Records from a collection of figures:

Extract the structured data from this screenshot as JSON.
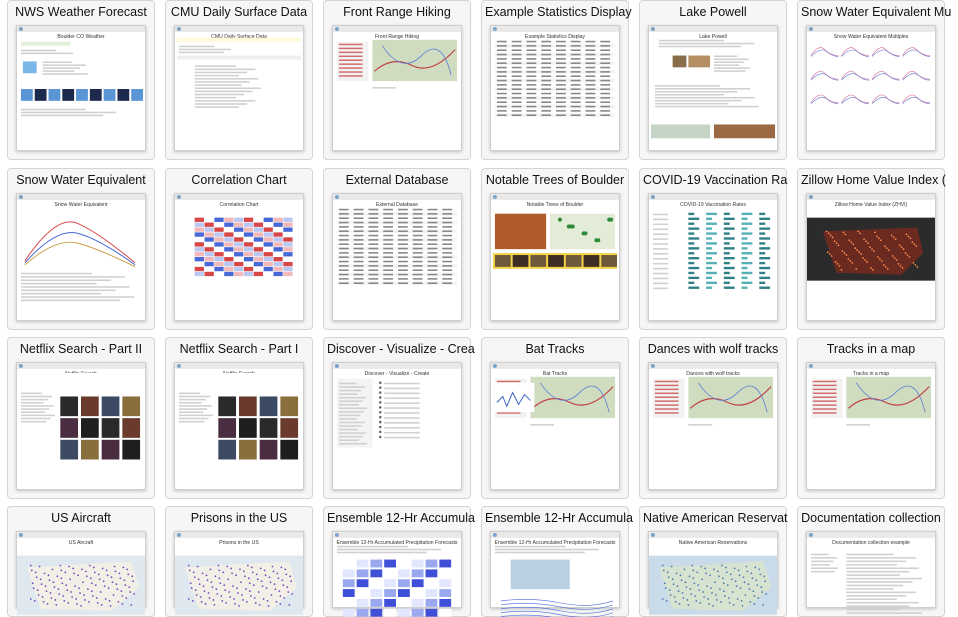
{
  "gallery": {
    "cards": [
      {
        "title": "NWS Weather Forecast",
        "thumb_heading": "Boulder CO Weather",
        "kind": "weather",
        "icon": "weather-forecast-icon"
      },
      {
        "title": "CMU Daily Surface Data",
        "thumb_heading": "CMU Daily Surface Data",
        "kind": "form",
        "icon": "surface-data-icon"
      },
      {
        "title": "Front Range Hiking",
        "thumb_heading": "Front Range Hiking",
        "kind": "map",
        "icon": "hiking-map-icon"
      },
      {
        "title": "Example Statistics Display",
        "thumb_heading": "Example Statistics Display",
        "kind": "table",
        "icon": "statistics-table-icon"
      },
      {
        "title": "Lake Powell",
        "thumb_heading": "Lake Powell",
        "kind": "photos",
        "icon": "lake-photo-icon"
      },
      {
        "title": "Snow Water Equivalent Mu",
        "thumb_heading": "Snow Water Equivalent Multiples",
        "kind": "multichart",
        "icon": "small-multiples-icon"
      },
      {
        "title": "Snow Water Equivalent",
        "thumb_heading": "Snow Water Equivalent",
        "kind": "linechart",
        "icon": "line-chart-icon"
      },
      {
        "title": "Correlation Chart",
        "thumb_heading": "Correlation Chart",
        "kind": "heatmap",
        "icon": "heatmap-icon"
      },
      {
        "title": "External Database",
        "thumb_heading": "External Database",
        "kind": "table",
        "icon": "database-table-icon"
      },
      {
        "title": "Notable Trees of Boulder",
        "thumb_heading": "Notable Trees of Boulder",
        "kind": "trees",
        "icon": "tree-photo-icon"
      },
      {
        "title": "COVID-19 Vaccination Ra",
        "thumb_heading": "COVID-19 Vaccination Rates",
        "kind": "bars",
        "icon": "bar-table-icon"
      },
      {
        "title": "Zillow Home Value Index (",
        "thumb_heading": "Zillow Home Value Index (ZHVI)",
        "kind": "darkmap",
        "icon": "choropleth-map-icon"
      },
      {
        "title": "Netflix Search - Part II",
        "thumb_heading": "Netflix Search",
        "kind": "posters",
        "icon": "poster-grid-icon"
      },
      {
        "title": "Netflix Search - Part I",
        "thumb_heading": "Netflix Search",
        "kind": "posters2",
        "icon": "poster-list-icon"
      },
      {
        "title": "Discover - Visualize - Crea",
        "thumb_heading": "Discover - Visualize - Create",
        "kind": "list",
        "icon": "list-icon"
      },
      {
        "title": "Bat Tracks",
        "thumb_heading": "Bat Tracks",
        "kind": "tracks",
        "icon": "track-chart-icon"
      },
      {
        "title": "Dances with wolf tracks",
        "thumb_heading": "Dances with wolf tracks",
        "kind": "map",
        "icon": "wolf-map-icon"
      },
      {
        "title": "Tracks in a map",
        "thumb_heading": "Tracks in a map",
        "kind": "map",
        "icon": "tracks-map-icon"
      },
      {
        "title": "US Aircraft",
        "thumb_heading": "US Aircraft",
        "kind": "dotmap",
        "icon": "aircraft-map-icon"
      },
      {
        "title": "Prisons in the US",
        "thumb_heading": "Prisons in the US",
        "kind": "dotmap",
        "icon": "prison-map-icon"
      },
      {
        "title": "Ensemble 12-Hr Accumula",
        "thumb_heading": "Ensemble 12-Hr Accumulated Precipitation Forecasts",
        "kind": "ensemble",
        "icon": "ensemble-grid-icon"
      },
      {
        "title": "Ensemble 12-Hr Accumula",
        "thumb_heading": "Ensemble 12-Hr Accumulated Precipitation Forecasts",
        "kind": "ensemble2",
        "icon": "ensemble-map-icon"
      },
      {
        "title": "Native American Reservat",
        "thumb_heading": "Native American Reservations",
        "kind": "bluemap",
        "icon": "reservation-map-icon"
      },
      {
        "title": "Documentation collection",
        "thumb_heading": "Documentation collection example",
        "kind": "docs",
        "icon": "document-icon"
      }
    ]
  }
}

▶ _Exercise requirements_: Return the records exactly. Don't carry the pictures over.

▶ _Answer_:
Extract the structured data from this screenshot as JSON.
{
  "gallery": {
    "cards": [
      {
        "title": "NWS Weather Forecast",
        "thumb_heading": "Boulder CO Weather",
        "kind": "weather",
        "icon": "weather-forecast-icon"
      },
      {
        "title": "CMU Daily Surface Data",
        "thumb_heading": "CMU Daily Surface Data",
        "kind": "form",
        "icon": "surface-data-icon"
      },
      {
        "title": "Front Range Hiking",
        "thumb_heading": "Front Range Hiking",
        "kind": "map",
        "icon": "hiking-map-icon"
      },
      {
        "title": "Example Statistics Display",
        "thumb_heading": "Example Statistics Display",
        "kind": "table",
        "icon": "statistics-table-icon"
      },
      {
        "title": "Lake Powell",
        "thumb_heading": "Lake Powell",
        "kind": "photos",
        "icon": "lake-photo-icon"
      },
      {
        "title": "Snow Water Equivalent Mu",
        "thumb_heading": "Snow Water Equivalent Multiples",
        "kind": "multichart",
        "icon": "small-multiples-icon"
      },
      {
        "title": "Snow Water Equivalent",
        "thumb_heading": "Snow Water Equivalent",
        "kind": "linechart",
        "icon": "line-chart-icon"
      },
      {
        "title": "Correlation Chart",
        "thumb_heading": "Correlation Chart",
        "kind": "heatmap",
        "icon": "heatmap-icon"
      },
      {
        "title": "External Database",
        "thumb_heading": "External Database",
        "kind": "table",
        "icon": "database-table-icon"
      },
      {
        "title": "Notable Trees of Boulder",
        "thumb_heading": "Notable Trees of Boulder",
        "kind": "trees",
        "icon": "tree-photo-icon"
      },
      {
        "title": "COVID-19 Vaccination Ra",
        "thumb_heading": "COVID-19 Vaccination Rates",
        "kind": "bars",
        "icon": "bar-table-icon"
      },
      {
        "title": "Zillow Home Value Index (",
        "thumb_heading": "Zillow Home Value Index (ZHVI)",
        "kind": "darkmap",
        "icon": "choropleth-map-icon"
      },
      {
        "title": "Netflix Search - Part II",
        "thumb_heading": "Netflix Search",
        "kind": "posters",
        "icon": "poster-grid-icon"
      },
      {
        "title": "Netflix Search - Part I",
        "thumb_heading": "Netflix Search",
        "kind": "posters2",
        "icon": "poster-list-icon"
      },
      {
        "title": "Discover - Visualize - Crea",
        "thumb_heading": "Discover - Visualize - Create",
        "kind": "list",
        "icon": "list-icon"
      },
      {
        "title": "Bat Tracks",
        "thumb_heading": "Bat Tracks",
        "kind": "tracks",
        "icon": "track-chart-icon"
      },
      {
        "title": "Dances with wolf tracks",
        "thumb_heading": "Dances with wolf tracks",
        "kind": "map",
        "icon": "wolf-map-icon"
      },
      {
        "title": "Tracks in a map",
        "thumb_heading": "Tracks in a map",
        "kind": "map",
        "icon": "tracks-map-icon"
      },
      {
        "title": "US Aircraft",
        "thumb_heading": "US Aircraft",
        "kind": "dotmap",
        "icon": "aircraft-map-icon"
      },
      {
        "title": "Prisons in the US",
        "thumb_heading": "Prisons in the US",
        "kind": "dotmap",
        "icon": "prison-map-icon"
      },
      {
        "title": "Ensemble 12-Hr Accumula",
        "thumb_heading": "Ensemble 12-Hr Accumulated Precipitation Forecasts",
        "kind": "ensemble",
        "icon": "ensemble-grid-icon"
      },
      {
        "title": "Ensemble 12-Hr Accumula",
        "thumb_heading": "Ensemble 12-Hr Accumulated Precipitation Forecasts",
        "kind": "ensemble2",
        "icon": "ensemble-map-icon"
      },
      {
        "title": "Native American Reservat",
        "thumb_heading": "Native American Reservations",
        "kind": "bluemap",
        "icon": "reservation-map-icon"
      },
      {
        "title": "Documentation collection",
        "thumb_heading": "Documentation collection example",
        "kind": "docs",
        "icon": "document-icon"
      }
    ]
  }
}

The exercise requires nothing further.